[Part of a data file]
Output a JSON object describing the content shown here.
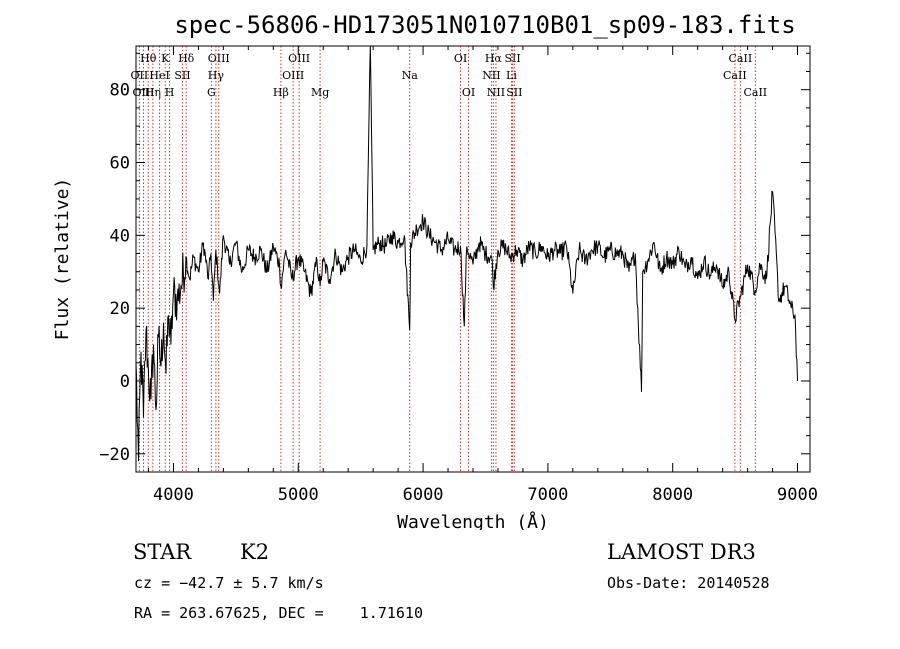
{
  "chart_data": {
    "type": "line",
    "title": "spec-56806-HD173051N010710B01_sp09-183.fits",
    "xlabel": "Wavelength (Å)",
    "ylabel": "Flux (relative)",
    "xlim": [
      3700,
      9100
    ],
    "ylim": [
      -25,
      92
    ],
    "xticks": [
      4000,
      5000,
      6000,
      7000,
      8000,
      9000
    ],
    "yticks": [
      -20,
      0,
      20,
      40,
      60,
      80
    ],
    "grid": false,
    "series": [
      {
        "name": "flux",
        "x": [
          3700,
          3720,
          3740,
          3760,
          3780,
          3800,
          3820,
          3840,
          3860,
          3880,
          3900,
          3920,
          3940,
          3960,
          3980,
          4000,
          4030,
          4060,
          4100,
          4130,
          4160,
          4200,
          4240,
          4280,
          4300,
          4320,
          4340,
          4370,
          4400,
          4450,
          4500,
          4550,
          4600,
          4650,
          4700,
          4750,
          4800,
          4850,
          4861,
          4900,
          4950,
          5000,
          5050,
          5100,
          5150,
          5175,
          5200,
          5250,
          5300,
          5350,
          5400,
          5450,
          5500,
          5550,
          5577,
          5600,
          5650,
          5700,
          5750,
          5800,
          5850,
          5893,
          5900,
          5950,
          6000,
          6050,
          6100,
          6150,
          6200,
          6250,
          6300,
          6330,
          6350,
          6400,
          6450,
          6500,
          6550,
          6563,
          6600,
          6650,
          6700,
          6750,
          6800,
          6850,
          6900,
          6950,
          7000,
          7050,
          7100,
          7150,
          7200,
          7250,
          7300,
          7350,
          7400,
          7450,
          7500,
          7550,
          7600,
          7650,
          7700,
          7750,
          7760,
          7800,
          7850,
          7900,
          7950,
          8000,
          8050,
          8100,
          8150,
          8200,
          8250,
          8300,
          8350,
          8400,
          8450,
          8498,
          8542,
          8600,
          8662,
          8700,
          8750,
          8800,
          8850,
          8900,
          8950,
          8980,
          9000
        ],
        "values": [
          5,
          -22,
          8,
          -10,
          14,
          2,
          -5,
          10,
          -8,
          12,
          4,
          16,
          2,
          18,
          10,
          24,
          22,
          26,
          34,
          28,
          34,
          30,
          38,
          28,
          35,
          22,
          36,
          24,
          40,
          32,
          38,
          30,
          36,
          34,
          36,
          30,
          37,
          32,
          26,
          36,
          28,
          34,
          30,
          24,
          33,
          26,
          33,
          28,
          35,
          30,
          34,
          36,
          33,
          37,
          92,
          36,
          38,
          37,
          40,
          38,
          40,
          14,
          38,
          42,
          44,
          40,
          38,
          36,
          39,
          36,
          37,
          15,
          37,
          32,
          38,
          35,
          34,
          26,
          36,
          37,
          34,
          36,
          33,
          37,
          35,
          37,
          34,
          36,
          35,
          37,
          24,
          36,
          33,
          36,
          37,
          34,
          36,
          35,
          35,
          30,
          35,
          -3,
          30,
          33,
          38,
          30,
          34,
          32,
          36,
          31,
          34,
          28,
          33,
          29,
          32,
          26,
          30,
          17,
          23,
          32,
          25,
          32,
          28,
          52,
          22,
          26,
          20,
          18,
          0
        ]
      }
    ],
    "line_markers": [
      {
        "label": "Hθ",
        "wavelength": 3798,
        "row": 1
      },
      {
        "label": "OII",
        "wavelength": 3727,
        "row": 2
      },
      {
        "label": "OIII",
        "wavelength": 3760,
        "row": 3
      },
      {
        "label": "Hη",
        "wavelength": 3835,
        "row": 3
      },
      {
        "label": "K",
        "wavelength": 3934,
        "row": 1
      },
      {
        "label": "HeI",
        "wavelength": 3889,
        "row": 2
      },
      {
        "label": "H",
        "wavelength": 3969,
        "row": 3
      },
      {
        "label": "Hδ",
        "wavelength": 4102,
        "row": 1
      },
      {
        "label": "SII",
        "wavelength": 4072,
        "row": 2
      },
      {
        "label": "OIII",
        "wavelength": 4363,
        "row": 1
      },
      {
        "label": "Hγ",
        "wavelength": 4340,
        "row": 2
      },
      {
        "label": "G",
        "wavelength": 4304,
        "row": 3
      },
      {
        "label": "Hβ",
        "wavelength": 4861,
        "row": 3
      },
      {
        "label": "OIII",
        "wavelength": 5007,
        "row": 1
      },
      {
        "label": "OIII",
        "wavelength": 4959,
        "row": 2
      },
      {
        "label": "Mg",
        "wavelength": 5175,
        "row": 3
      },
      {
        "label": "Na",
        "wavelength": 5893,
        "row": 2
      },
      {
        "label": "OI",
        "wavelength": 6300,
        "row": 1
      },
      {
        "label": "OI",
        "wavelength": 6364,
        "row": 3
      },
      {
        "label": "Hα",
        "wavelength": 6563,
        "row": 1
      },
      {
        "label": "NII",
        "wavelength": 6548,
        "row": 2
      },
      {
        "label": "NII",
        "wavelength": 6584,
        "row": 3
      },
      {
        "label": "SII",
        "wavelength": 6717,
        "row": 1
      },
      {
        "label": "Li",
        "wavelength": 6708,
        "row": 2
      },
      {
        "label": "SII",
        "wavelength": 6731,
        "row": 3
      },
      {
        "label": "CaII",
        "wavelength": 8542,
        "row": 1
      },
      {
        "label": "CaII",
        "wavelength": 8498,
        "row": 2
      },
      {
        "label": "CaII",
        "wavelength": 8662,
        "row": 3
      }
    ]
  },
  "info": {
    "object_class": "STAR",
    "subclass": "K2",
    "redshift": "cz = −42.7 ± 5.7 km/s",
    "coords": "RA = 263.67625, DEC =    1.71610",
    "survey": "LAMOST DR3",
    "obs_date": "Obs-Date: 20140528"
  },
  "colors": {
    "spectrum": "#000000",
    "marker_line": "#cc3333",
    "axis": "#000000",
    "background": "#ffffff"
  }
}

EXERCISE DETAILS
Leave out the pictures and restate everything else word for word.

OUTPUT OF THE TASK
Output a JSON object describing the content shown here.
{
  "chart_data": {
    "type": "line",
    "title": "spec-56806-HD173051N010710B01_sp09-183.fits",
    "xlabel": "Wavelength (Å)",
    "ylabel": "Flux (relative)",
    "xlim": [
      3700,
      9100
    ],
    "ylim": [
      -25,
      92
    ],
    "xticks": [
      4000,
      5000,
      6000,
      7000,
      8000,
      9000
    ],
    "yticks": [
      -20,
      0,
      20,
      40,
      60,
      80
    ],
    "grid": false,
    "series": [
      {
        "name": "flux",
        "x": [
          3700,
          3720,
          3740,
          3760,
          3780,
          3800,
          3820,
          3840,
          3860,
          3880,
          3900,
          3920,
          3940,
          3960,
          3980,
          4000,
          4030,
          4060,
          4100,
          4130,
          4160,
          4200,
          4240,
          4280,
          4300,
          4320,
          4340,
          4370,
          4400,
          4450,
          4500,
          4550,
          4600,
          4650,
          4700,
          4750,
          4800,
          4850,
          4861,
          4900,
          4950,
          5000,
          5050,
          5100,
          5150,
          5175,
          5200,
          5250,
          5300,
          5350,
          5400,
          5450,
          5500,
          5550,
          5577,
          5600,
          5650,
          5700,
          5750,
          5800,
          5850,
          5893,
          5900,
          5950,
          6000,
          6050,
          6100,
          6150,
          6200,
          6250,
          6300,
          6330,
          6350,
          6400,
          6450,
          6500,
          6550,
          6563,
          6600,
          6650,
          6700,
          6750,
          6800,
          6850,
          6900,
          6950,
          7000,
          7050,
          7100,
          7150,
          7200,
          7250,
          7300,
          7350,
          7400,
          7450,
          7500,
          7550,
          7600,
          7650,
          7700,
          7750,
          7760,
          7800,
          7850,
          7900,
          7950,
          8000,
          8050,
          8100,
          8150,
          8200,
          8250,
          8300,
          8350,
          8400,
          8450,
          8498,
          8542,
          8600,
          8662,
          8700,
          8750,
          8800,
          8850,
          8900,
          8950,
          8980,
          9000
        ],
        "values": [
          5,
          -22,
          8,
          -10,
          14,
          2,
          -5,
          10,
          -8,
          12,
          4,
          16,
          2,
          18,
          10,
          24,
          22,
          26,
          34,
          28,
          34,
          30,
          38,
          28,
          35,
          22,
          36,
          24,
          40,
          32,
          38,
          30,
          36,
          34,
          36,
          30,
          37,
          32,
          26,
          36,
          28,
          34,
          30,
          24,
          33,
          26,
          33,
          28,
          35,
          30,
          34,
          36,
          33,
          37,
          92,
          36,
          38,
          37,
          40,
          38,
          40,
          14,
          38,
          42,
          44,
          40,
          38,
          36,
          39,
          36,
          37,
          15,
          37,
          32,
          38,
          35,
          34,
          26,
          36,
          37,
          34,
          36,
          33,
          37,
          35,
          37,
          34,
          36,
          35,
          37,
          24,
          36,
          33,
          36,
          37,
          34,
          36,
          35,
          35,
          30,
          35,
          -3,
          30,
          33,
          38,
          30,
          34,
          32,
          36,
          31,
          34,
          28,
          33,
          29,
          32,
          26,
          30,
          17,
          23,
          32,
          25,
          32,
          28,
          52,
          22,
          26,
          20,
          18,
          0
        ]
      }
    ],
    "line_markers": [
      {
        "label": "Hθ",
        "wavelength": 3798,
        "row": 1
      },
      {
        "label": "OII",
        "wavelength": 3727,
        "row": 2
      },
      {
        "label": "OIII",
        "wavelength": 3760,
        "row": 3
      },
      {
        "label": "Hη",
        "wavelength": 3835,
        "row": 3
      },
      {
        "label": "K",
        "wavelength": 3934,
        "row": 1
      },
      {
        "label": "HeI",
        "wavelength": 3889,
        "row": 2
      },
      {
        "label": "H",
        "wavelength": 3969,
        "row": 3
      },
      {
        "label": "Hδ",
        "wavelength": 4102,
        "row": 1
      },
      {
        "label": "SII",
        "wavelength": 4072,
        "row": 2
      },
      {
        "label": "OIII",
        "wavelength": 4363,
        "row": 1
      },
      {
        "label": "Hγ",
        "wavelength": 4340,
        "row": 2
      },
      {
        "label": "G",
        "wavelength": 4304,
        "row": 3
      },
      {
        "label": "Hβ",
        "wavelength": 4861,
        "row": 3
      },
      {
        "label": "OIII",
        "wavelength": 5007,
        "row": 1
      },
      {
        "label": "OIII",
        "wavelength": 4959,
        "row": 2
      },
      {
        "label": "Mg",
        "wavelength": 5175,
        "row": 3
      },
      {
        "label": "Na",
        "wavelength": 5893,
        "row": 2
      },
      {
        "label": "OI",
        "wavelength": 6300,
        "row": 1
      },
      {
        "label": "OI",
        "wavelength": 6364,
        "row": 3
      },
      {
        "label": "Hα",
        "wavelength": 6563,
        "row": 1
      },
      {
        "label": "NII",
        "wavelength": 6548,
        "row": 2
      },
      {
        "label": "NII",
        "wavelength": 6584,
        "row": 3
      },
      {
        "label": "SII",
        "wavelength": 6717,
        "row": 1
      },
      {
        "label": "Li",
        "wavelength": 6708,
        "row": 2
      },
      {
        "label": "SII",
        "wavelength": 6731,
        "row": 3
      },
      {
        "label": "CaII",
        "wavelength": 8542,
        "row": 1
      },
      {
        "label": "CaII",
        "wavelength": 8498,
        "row": 2
      },
      {
        "label": "CaII",
        "wavelength": 8662,
        "row": 3
      }
    ]
  },
  "info": {
    "object_class": "STAR",
    "subclass": "K2",
    "redshift": "cz = −42.7 ± 5.7 km/s",
    "coords": "RA = 263.67625, DEC =    1.71610",
    "survey": "LAMOST DR3",
    "obs_date": "Obs-Date: 20140528"
  },
  "colors": {
    "spectrum": "#000000",
    "marker_line": "#cc3333",
    "axis": "#000000",
    "background": "#ffffff"
  }
}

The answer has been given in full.